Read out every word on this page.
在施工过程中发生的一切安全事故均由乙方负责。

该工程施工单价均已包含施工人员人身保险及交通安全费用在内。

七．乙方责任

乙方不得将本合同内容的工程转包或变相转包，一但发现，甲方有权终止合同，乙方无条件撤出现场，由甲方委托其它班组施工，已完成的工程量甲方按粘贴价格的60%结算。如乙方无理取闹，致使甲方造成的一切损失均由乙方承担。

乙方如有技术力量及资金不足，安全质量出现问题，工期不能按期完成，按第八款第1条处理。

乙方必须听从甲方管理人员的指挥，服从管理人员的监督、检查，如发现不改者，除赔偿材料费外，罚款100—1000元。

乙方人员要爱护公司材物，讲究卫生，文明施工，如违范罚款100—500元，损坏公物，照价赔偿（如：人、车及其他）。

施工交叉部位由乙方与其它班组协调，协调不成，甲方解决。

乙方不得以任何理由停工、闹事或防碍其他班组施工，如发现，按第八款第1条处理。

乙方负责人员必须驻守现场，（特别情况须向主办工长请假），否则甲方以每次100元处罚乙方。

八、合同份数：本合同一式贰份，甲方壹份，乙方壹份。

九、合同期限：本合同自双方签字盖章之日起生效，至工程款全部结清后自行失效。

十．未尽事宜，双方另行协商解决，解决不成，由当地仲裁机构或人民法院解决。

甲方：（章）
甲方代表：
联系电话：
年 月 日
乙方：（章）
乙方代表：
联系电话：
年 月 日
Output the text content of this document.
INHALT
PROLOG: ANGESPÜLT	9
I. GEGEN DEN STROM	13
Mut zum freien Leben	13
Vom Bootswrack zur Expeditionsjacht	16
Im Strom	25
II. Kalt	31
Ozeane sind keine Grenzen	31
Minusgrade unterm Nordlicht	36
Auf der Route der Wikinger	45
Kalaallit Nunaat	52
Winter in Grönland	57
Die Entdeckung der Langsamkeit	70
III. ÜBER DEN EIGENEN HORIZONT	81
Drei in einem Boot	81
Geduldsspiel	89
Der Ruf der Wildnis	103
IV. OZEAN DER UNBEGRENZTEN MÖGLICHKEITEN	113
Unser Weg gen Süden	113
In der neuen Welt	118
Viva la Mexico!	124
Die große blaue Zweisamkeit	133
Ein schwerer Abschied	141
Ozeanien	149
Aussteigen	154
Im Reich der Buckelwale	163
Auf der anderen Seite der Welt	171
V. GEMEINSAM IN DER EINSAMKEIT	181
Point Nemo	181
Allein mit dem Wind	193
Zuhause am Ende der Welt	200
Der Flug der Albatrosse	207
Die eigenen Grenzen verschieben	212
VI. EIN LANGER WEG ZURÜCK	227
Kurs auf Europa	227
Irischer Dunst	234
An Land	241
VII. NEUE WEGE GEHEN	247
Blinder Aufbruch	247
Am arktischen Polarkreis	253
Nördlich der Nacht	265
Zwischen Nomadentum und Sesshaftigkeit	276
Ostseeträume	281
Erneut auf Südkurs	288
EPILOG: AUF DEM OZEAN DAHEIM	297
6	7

### Brief
Select all lines in the listing that include the word "Welt".

### The result
In der neuen Welt	118
Auf der anderen Seite der Welt	171
Zuhause am Ende der Welt	200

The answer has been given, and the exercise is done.